**AVAILABLE DATA**

▶

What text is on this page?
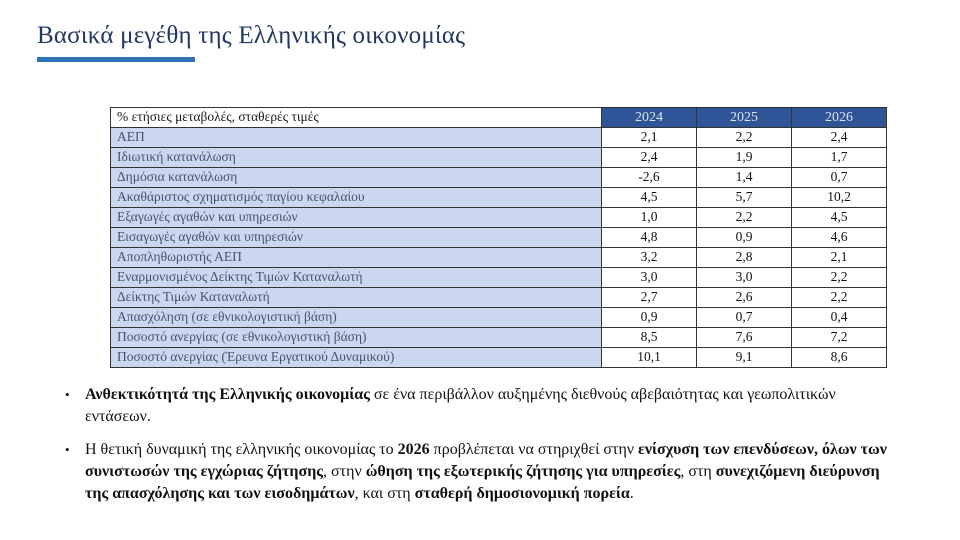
Βασικά μεγέθη της Ελληνικής οικονομίας
% ετήσιες μεταβολές, σταθερές τιμές	2024	2025	2026
ΑΕΠ	2,1	2,2	2,4
Ιδιωτική κατανάλωση	2,4	1,9	1,7
Δημόσια κατανάλωση	-2,6	1,4	0,7
Ακαθάριστος σχηματισμός παγίου κεφαλαίου	4,5	5,7	10,2
Εξαγωγές αγαθών και υπηρεσιών	1,0	2,2	4,5
Εισαγωγές αγαθών και υπηρεσιών	4,8	0,9	4,6
Αποπληθωριστής ΑΕΠ	3,2	2,8	2,1
Εναρμονισμένος Δείκτης Τιμών Καταναλωτή	3,0	3,0	2,2
Δείκτης Τιμών Καταναλωτή	2,7	2,6	2,2
Απασχόληση (σε εθνικολογιστική βάση)	0,9	0,7	0,4
Ποσοστό ανεργίας (σε εθνικολογιστική βάση)	8,5	7,6	7,2
Ποσοστό ανεργίας (Έρευνα Εργατικού Δυναμικού)	10,1	9,1	8,6
• Ανθεκτικότητά της Ελληνικής οικονομίας σε ένα περιβάλλον αυξημένης διεθνούς αβεβαιότητας και γεωπολιτικών εντάσεων.
• Η θετική δυναμική της ελληνικής οικονομίας το 2026 προβλέπεται να στηριχθεί στην ενίσχυση των επενδύσεων, όλων των συνιστωσών της εγχώριας ζήτησης, στην ώθηση της εξωτερικής ζήτησης για υπηρεσίες, στη συνεχιζόμενη διεύρυνση της απασχόλησης και των εισοδημάτων, και στη σταθερή δημοσιονομική πορεία.
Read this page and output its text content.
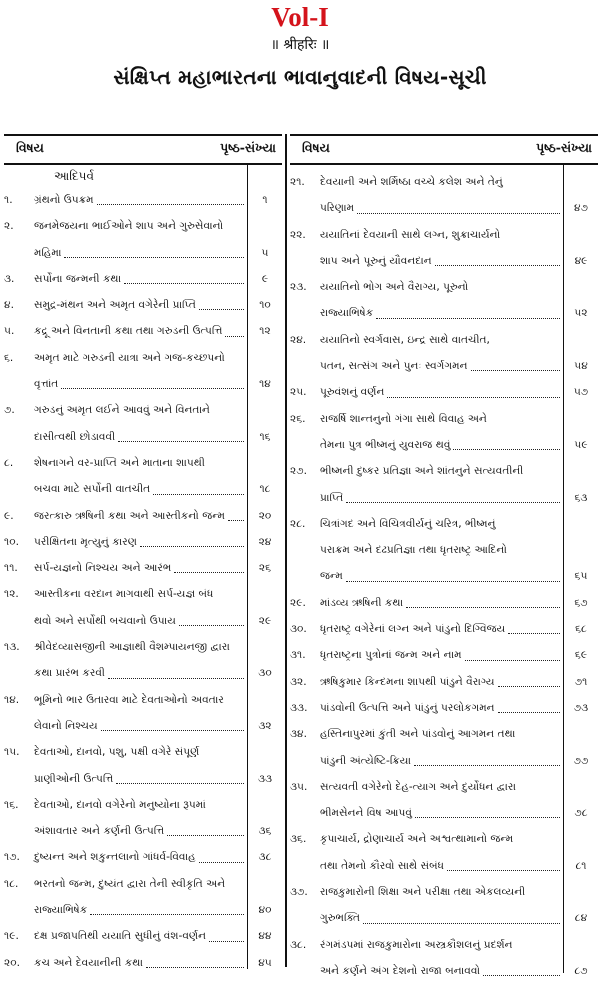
Vol-I
॥ श्रीहरिः ॥
સંક્ષિપ્ત મહાભારતના ભાવાનુવાદની વિષય-સૂચી
વિષય	પૃષ્ઠ-સંખ્યા
આદિપર્વ
૧.	ગ્રંથનો ઉપક્રમ	૧
૨.	જનમેજયના ભાઈઓને શાપ અને ગુરુસેવાનો
મહિમા	૫
૩.	સર્પોના જન્મની કથા	૯
૪.	સમુદ્ર-મંથન અને અમૃત વગેરેની પ્રાપ્તિ	૧૦
૫.	કદ્રૂ અને વિનતાની કથા તથા ગરુડની ઉત્પત્તિ	૧૨
૬.	અમૃત માટે ગરુડની યાત્રા અને ગજ-કચ્છપનો
વૃત્તાંત	૧૪
૭.	ગરુડનું અમૃત લઈને આવવું અને વિનતાને
દાસીત્વથી છોડાવવી	૧૬
૮.	શેષનાગને વર-પ્રાપ્તિ અને માતાના શાપથી
બચવા માટે સર્પોની વાતચીત	૧૮
૯.	જરત્કારુ ઋષિની કથા અને આસ્તીકનો જન્મ	૨૦
૧૦.	પરીક્ષિતના મૃત્યુનું કારણ	૨૪
૧૧.	સર્પ-યજ્ઞનો નિશ્ચય અને આરંભ	૨૬
૧૨.	આસ્તીકના વરદાન માગવાથી સર્પ-યજ્ઞ બંધ
થવો અને સર્પોથી બચવાનો ઉપાય	૨૯
૧૩.	શ્રીવેદવ્યાસજીની આજ્ઞાથી વૈશમ્પાયનજી દ્વારા
કથા પ્રારંભ કરવી	૩૦
૧૪.	ભૂમિનો ભાર ઉતારવા માટે દેવતાઓનો અવતાર
લેવાનો નિશ્ચય	૩૨
૧૫.	દેવતાઓ, દાનવો, પશુ, પક્ષી વગેરે સંપૂર્ણ
પ્રાણીઓની ઉત્પત્તિ	૩૩
૧૬.	દેવતાઓ, દાનવો વગેરેનો મનુષ્યોના રૂપમાં
અંશાવતાર અને કર્ણની ઉત્પત્તિ	૩૬
૧૭.	દુષ્યન્ત અને શકુન્તલાનો ગાંધર્વ-વિવાહ	૩૮
૧૮.	ભરતનો જન્મ, દુષ્યંત દ્વારા તેની સ્વીકૃતિ અને
રાજ્યાભિષેક	૪૦
૧૯.	દક્ષ પ્રજાપતિથી યયાતિ સુધીનું વંશ-વર્ણન	૪૪
૨૦.	કચ અને દેવયાનીની કથા	૪૫
વિષય	પૃષ્ઠ-સંખ્યા
૨૧.	દેવયાની અને શર્મિષ્ઠા વચ્ચે કલેશ અને તેનું
પરિણામ	૪૭
૨૨.	યયાતિનાં દેવયાની સાથે લગ્ન, શુક્રાચાર્યનો
શાપ અને પૂરુનું યૌવનદાન	૪૯
૨૩.	યયાતિનો ભોગ અને વૈરાગ્ય, પૂરુનો
રાજ્યાભિષેક	૫૨
૨૪.	યયાતિનો સ્વર્ગવાસ, ઇન્દ્ર સાથે વાતચીત,
પતન, સત્સંગ અને પુનઃ સ્વર્ગગમન	૫૪
૨૫.	પૂરુવંશનું વર્ણન	૫૭
૨૬.	રાજર્ષિ શાન્તનુનો ગંગા સાથે વિવાહ અને
તેમના પુત્ર ભીષ્મનું યુવરાજ થવું	૫૯
૨૭.	ભીષ્મની દુષ્કર પ્રતિજ્ઞા અને શાંતનુને સત્યવતીની
પ્રાપ્તિ	૬૩
૨૮.	ચિત્રાંગદ અને વિચિત્રવીર્યનું ચરિત્ર, ભીષ્મનું
પરાક્રમ અને દઢપ્રતિજ્ઞા તથા ધૃતરાષ્ટ્ર આદિનો
જન્મ	૬૫
૨૯.	માંડવ્ય ઋષિની કથા	૬૭
૩૦.	ધૃતરાષ્ટ્ર વગેરેનાં લગ્ન અને પાંડુનો દિગ્વિજય	૬૮
૩૧.	ધૃતરાષ્ટ્રના પુત્રોનાં જન્મ અને નામ	૬૯
૩૨.	ઋષિકુમાર કિન્દમના શાપથી પાંડુને વૈરાગ્ય	૭૧
૩૩.	પાંડવોની ઉત્પત્તિ અને પાંડુનું પરલોકગમન	૭૩
૩૪.	હસ્તિનાપુરમાં કુંતી અને પાંડવોનું આગમન તથા
પાંડુની અંત્યેષ્ટિ-ક્રિયા	૭૭
૩૫.	સત્યવતી વગેરેનો દેહ-ત્યાગ અને દુર્યોધન દ્વારા
ભીમસેનને વિષ આપવું	૭૮
૩૬.	કૃપાચાર્ય, દ્રોણાચાર્ય અને અશ્વત્થામાનો જન્મ
તથા તેમનો કૌરવો સાથે સંબંધ	૮૧
૩૭.	રાજકુમારોની શિક્ષા અને પરીક્ષા તથા એકલવ્યની
ગુરુભક્તિ	૮૪
૩૮.	રંગમંડપમાં રાજકુમારોના અસ્ત્રકૌશલનું પ્રદર્શન
અને કર્ણને અંગ દેશનો રાજા બનાવવો	૮૭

◀

**TASK BRIEF**
Select every line above that contains the word "αγαθών", and copy it.

**WORKED ANSWER**
Εξαγωγές αγαθών και υπηρεσιών	1,0	2,2	4,5
Εισαγωγές αγαθών και υπηρεσιών	4,8	0,9	4,6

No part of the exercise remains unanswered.